Work instructions: What follows is a block of records; restate each one word for word.

Supplied data:
________________________________________

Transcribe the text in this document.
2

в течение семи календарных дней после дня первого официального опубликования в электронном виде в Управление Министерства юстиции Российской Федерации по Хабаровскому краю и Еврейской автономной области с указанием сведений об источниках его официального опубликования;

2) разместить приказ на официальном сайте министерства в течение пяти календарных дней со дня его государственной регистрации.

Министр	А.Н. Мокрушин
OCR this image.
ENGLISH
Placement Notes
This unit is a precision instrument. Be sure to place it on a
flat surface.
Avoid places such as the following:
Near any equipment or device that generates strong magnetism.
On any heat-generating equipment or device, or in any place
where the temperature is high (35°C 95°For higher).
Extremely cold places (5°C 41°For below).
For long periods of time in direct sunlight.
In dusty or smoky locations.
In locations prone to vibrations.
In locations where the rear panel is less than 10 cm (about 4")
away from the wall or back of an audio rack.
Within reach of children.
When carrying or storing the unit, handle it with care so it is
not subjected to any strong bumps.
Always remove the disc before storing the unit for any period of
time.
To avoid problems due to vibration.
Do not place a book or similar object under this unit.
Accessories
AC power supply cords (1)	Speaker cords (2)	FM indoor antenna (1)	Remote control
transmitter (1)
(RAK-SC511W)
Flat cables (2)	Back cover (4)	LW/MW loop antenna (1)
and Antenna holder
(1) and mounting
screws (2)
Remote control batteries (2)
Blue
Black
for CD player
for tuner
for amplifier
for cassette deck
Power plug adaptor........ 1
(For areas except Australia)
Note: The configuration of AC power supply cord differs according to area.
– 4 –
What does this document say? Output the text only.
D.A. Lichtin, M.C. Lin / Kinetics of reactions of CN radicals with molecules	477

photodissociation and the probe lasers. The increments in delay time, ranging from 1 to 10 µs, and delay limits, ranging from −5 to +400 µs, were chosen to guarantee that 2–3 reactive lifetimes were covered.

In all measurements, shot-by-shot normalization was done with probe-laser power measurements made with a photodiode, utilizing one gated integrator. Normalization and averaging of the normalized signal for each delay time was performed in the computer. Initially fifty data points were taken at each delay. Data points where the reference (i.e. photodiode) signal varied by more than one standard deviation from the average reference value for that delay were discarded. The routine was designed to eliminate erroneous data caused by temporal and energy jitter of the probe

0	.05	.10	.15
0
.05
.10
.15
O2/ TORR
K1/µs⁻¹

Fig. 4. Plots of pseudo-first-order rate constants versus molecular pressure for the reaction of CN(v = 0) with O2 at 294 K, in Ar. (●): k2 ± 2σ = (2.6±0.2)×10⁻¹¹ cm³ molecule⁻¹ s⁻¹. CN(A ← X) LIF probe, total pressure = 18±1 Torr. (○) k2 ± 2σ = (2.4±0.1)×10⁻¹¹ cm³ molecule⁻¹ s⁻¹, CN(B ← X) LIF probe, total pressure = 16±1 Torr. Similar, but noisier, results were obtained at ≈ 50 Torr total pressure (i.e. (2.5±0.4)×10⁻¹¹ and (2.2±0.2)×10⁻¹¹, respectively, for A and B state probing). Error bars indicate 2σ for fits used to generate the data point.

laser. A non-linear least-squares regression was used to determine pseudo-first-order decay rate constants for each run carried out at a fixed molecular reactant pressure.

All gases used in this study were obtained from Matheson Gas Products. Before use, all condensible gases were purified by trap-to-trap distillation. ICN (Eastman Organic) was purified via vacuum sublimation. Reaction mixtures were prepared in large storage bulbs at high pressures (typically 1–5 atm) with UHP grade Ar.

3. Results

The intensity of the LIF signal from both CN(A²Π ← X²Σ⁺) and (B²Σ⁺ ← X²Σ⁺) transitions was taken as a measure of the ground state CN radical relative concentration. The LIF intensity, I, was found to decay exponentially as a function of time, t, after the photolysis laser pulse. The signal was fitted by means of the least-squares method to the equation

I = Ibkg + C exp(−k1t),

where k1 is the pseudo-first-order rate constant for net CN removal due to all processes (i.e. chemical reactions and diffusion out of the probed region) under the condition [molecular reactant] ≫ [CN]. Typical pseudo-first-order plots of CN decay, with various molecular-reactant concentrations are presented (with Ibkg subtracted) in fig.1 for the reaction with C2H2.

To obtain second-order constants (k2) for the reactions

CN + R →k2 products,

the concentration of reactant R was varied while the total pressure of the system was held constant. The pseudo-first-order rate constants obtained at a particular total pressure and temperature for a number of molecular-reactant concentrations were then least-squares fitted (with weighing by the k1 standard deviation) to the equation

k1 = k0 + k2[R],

________________________________________

Reply to the exercise:
Transcribe the text in this document.
2

в течение семи календарных дней после дня первого официального опубликования в электронном виде в Управление Министерства юстиции Российской Федерации по Хабаровскому краю и Еврейской автономной области с указанием сведений об источниках его официального опубликования;

2) разместить приказ на официальном сайте министерства в течение пяти календарных дней со дня его государственной регистрации.

Министр	А.Н. Мокрушин
OCR this image.
ENGLISH
Placement Notes
This unit is a precision instrument. Be sure to place it on a
flat surface.
Avoid places such as the following:
Near any equipment or device that generates strong magnetism.
On any heat-generating equipment or device, or in any place
where the temperature is high (35°C 95°For higher).
Extremely cold places (5°C 41°For below).
For long periods of time in direct sunlight.
In dusty or smoky locations.
In locations prone to vibrations.
In locations where the rear panel is less than 10 cm (about 4")
away from the wall or back of an audio rack.
Within reach of children.
When carrying or storing the unit, handle it with care so it is
not subjected to any strong bumps.
Always remove the disc before storing the unit for any period of
time.
To avoid problems due to vibration.
Do not place a book or similar object under this unit.
Accessories
AC power supply cords (1)	Speaker cords (2)	FM indoor antenna (1)	Remote control
transmitter (1)
(RAK-SC511W)
Flat cables (2)	Back cover (4)	LW/MW loop antenna (1)
and Antenna holder
(1) and mounting
screws (2)
Remote control batteries (2)
Blue
Black
for CD player
for tuner
for amplifier
for cassette deck
Power plug adaptor........ 1
(For areas except Australia)
Note: The configuration of AC power supply cord differs according to area.
– 4 –
What does this document say? Output the text only.
D.A. Lichtin, M.C. Lin / Kinetics of reactions of CN radicals with molecules	477

photodissociation and the probe lasers. The increments in delay time, ranging from 1 to 10 µs, and delay limits, ranging from −5 to +400 µs, were chosen to guarantee that 2–3 reactive lifetimes were covered.

In all measurements, shot-by-shot normalization was done with probe-laser power measurements made with a photodiode, utilizing one gated integrator. Normalization and averaging of the normalized signal for each delay time was performed in the computer. Initially fifty data points were taken at each delay. Data points where the reference (i.e. photodiode) signal varied by more than one standard deviation from the average reference value for that delay were discarded. The routine was designed to eliminate erroneous data caused by temporal and energy jitter of the probe

0	.05	.10	.15
0
.05
.10
.15
O2/ TORR
K1/µs⁻¹

Fig. 4. Plots of pseudo-first-order rate constants versus molecular pressure for the reaction of CN(v = 0) with O2 at 294 K, in Ar. (●): k2 ± 2σ = (2.6±0.2)×10⁻¹¹ cm³ molecule⁻¹ s⁻¹. CN(A ← X) LIF probe, total pressure = 18±1 Torr. (○) k2 ± 2σ = (2.4±0.1)×10⁻¹¹ cm³ molecule⁻¹ s⁻¹, CN(B ← X) LIF probe, total pressure = 16±1 Torr. Similar, but noisier, results were obtained at ≈ 50 Torr total pressure (i.e. (2.5±0.4)×10⁻¹¹ and (2.2±0.2)×10⁻¹¹, respectively, for A and B state probing). Error bars indicate 2σ for fits used to generate the data point.

laser. A non-linear least-squares regression was used to determine pseudo-first-order decay rate constants for each run carried out at a fixed molecular reactant pressure.

All gases used in this study were obtained from Matheson Gas Products. Before use, all condensible gases were purified by trap-to-trap distillation. ICN (Eastman Organic) was purified via vacuum sublimation. Reaction mixtures were prepared in large storage bulbs at high pressures (typically 1–5 atm) with UHP grade Ar.

3. Results

The intensity of the LIF signal from both CN(A²Π ← X²Σ⁺) and (B²Σ⁺ ← X²Σ⁺) transitions was taken as a measure of the ground state CN radical relative concentration. The LIF intensity, I, was found to decay exponentially as a function of time, t, after the photolysis laser pulse. The signal was fitted by means of the least-squares method to the equation

I = Ibkg + C exp(−k1t),

where k1 is the pseudo-first-order rate constant for net CN removal due to all processes (i.e. chemical reactions and diffusion out of the probed region) under the condition [molecular reactant] ≫ [CN]. Typical pseudo-first-order plots of CN decay, with various molecular-reactant concentrations are presented (with Ibkg subtracted) in fig.1 for the reaction with C2H2.

To obtain second-order constants (k2) for the reactions

CN + R →k2 products,

the concentration of reactant R was varied while the total pressure of the system was held constant. The pseudo-first-order rate constants obtained at a particular total pressure and temperature for a number of molecular-reactant concentrations were then least-squares fitted (with weighing by the k1 standard deviation) to the equation

k1 = k0 + k2[R],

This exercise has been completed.